*Problem*. Which lines below hold the word "обязательно"? Copy all of them.

──────────

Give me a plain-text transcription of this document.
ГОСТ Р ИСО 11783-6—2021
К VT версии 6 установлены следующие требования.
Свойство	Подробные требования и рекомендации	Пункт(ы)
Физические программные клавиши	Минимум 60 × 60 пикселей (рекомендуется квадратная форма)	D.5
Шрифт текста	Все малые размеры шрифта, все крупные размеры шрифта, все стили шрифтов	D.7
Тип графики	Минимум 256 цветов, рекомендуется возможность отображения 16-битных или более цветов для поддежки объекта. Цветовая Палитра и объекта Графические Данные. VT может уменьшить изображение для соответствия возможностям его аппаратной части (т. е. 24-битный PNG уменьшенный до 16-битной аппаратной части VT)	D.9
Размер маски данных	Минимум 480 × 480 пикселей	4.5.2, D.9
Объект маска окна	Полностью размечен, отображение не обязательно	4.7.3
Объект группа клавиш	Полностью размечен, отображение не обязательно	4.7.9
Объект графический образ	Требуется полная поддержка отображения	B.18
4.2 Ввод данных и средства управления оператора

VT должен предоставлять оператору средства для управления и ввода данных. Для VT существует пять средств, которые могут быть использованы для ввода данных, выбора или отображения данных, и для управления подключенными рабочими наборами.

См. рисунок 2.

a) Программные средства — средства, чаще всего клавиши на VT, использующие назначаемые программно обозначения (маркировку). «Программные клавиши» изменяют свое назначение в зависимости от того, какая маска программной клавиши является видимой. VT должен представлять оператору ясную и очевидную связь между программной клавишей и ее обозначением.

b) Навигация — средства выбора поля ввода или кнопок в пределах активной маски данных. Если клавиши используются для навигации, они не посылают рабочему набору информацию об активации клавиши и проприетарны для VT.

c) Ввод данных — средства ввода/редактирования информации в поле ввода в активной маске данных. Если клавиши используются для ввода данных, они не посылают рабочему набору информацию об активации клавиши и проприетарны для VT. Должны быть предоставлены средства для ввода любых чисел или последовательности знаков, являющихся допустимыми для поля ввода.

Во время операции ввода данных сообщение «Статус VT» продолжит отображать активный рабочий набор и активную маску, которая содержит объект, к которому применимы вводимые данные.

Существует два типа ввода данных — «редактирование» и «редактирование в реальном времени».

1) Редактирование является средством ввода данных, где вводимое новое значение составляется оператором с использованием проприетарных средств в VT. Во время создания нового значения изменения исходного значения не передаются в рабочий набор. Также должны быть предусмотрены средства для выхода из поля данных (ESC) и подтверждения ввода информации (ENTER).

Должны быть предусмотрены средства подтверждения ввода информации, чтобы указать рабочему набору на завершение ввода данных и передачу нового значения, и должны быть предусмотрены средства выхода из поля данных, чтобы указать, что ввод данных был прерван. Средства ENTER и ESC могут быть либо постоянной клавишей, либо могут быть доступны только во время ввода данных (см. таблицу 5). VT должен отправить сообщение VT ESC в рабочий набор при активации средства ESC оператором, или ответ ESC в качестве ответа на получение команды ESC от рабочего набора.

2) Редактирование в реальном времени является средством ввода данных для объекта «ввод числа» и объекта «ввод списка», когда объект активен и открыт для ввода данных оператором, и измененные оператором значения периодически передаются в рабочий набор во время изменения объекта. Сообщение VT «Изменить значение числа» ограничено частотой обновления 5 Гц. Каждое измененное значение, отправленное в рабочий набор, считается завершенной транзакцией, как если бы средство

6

──────────

*Written solution*.
Объект маска окна	Полностью размечен, отображение не обязательно	4.7.3
Объект группа клавиш	Полностью размечен, отображение не обязательно	4.7.9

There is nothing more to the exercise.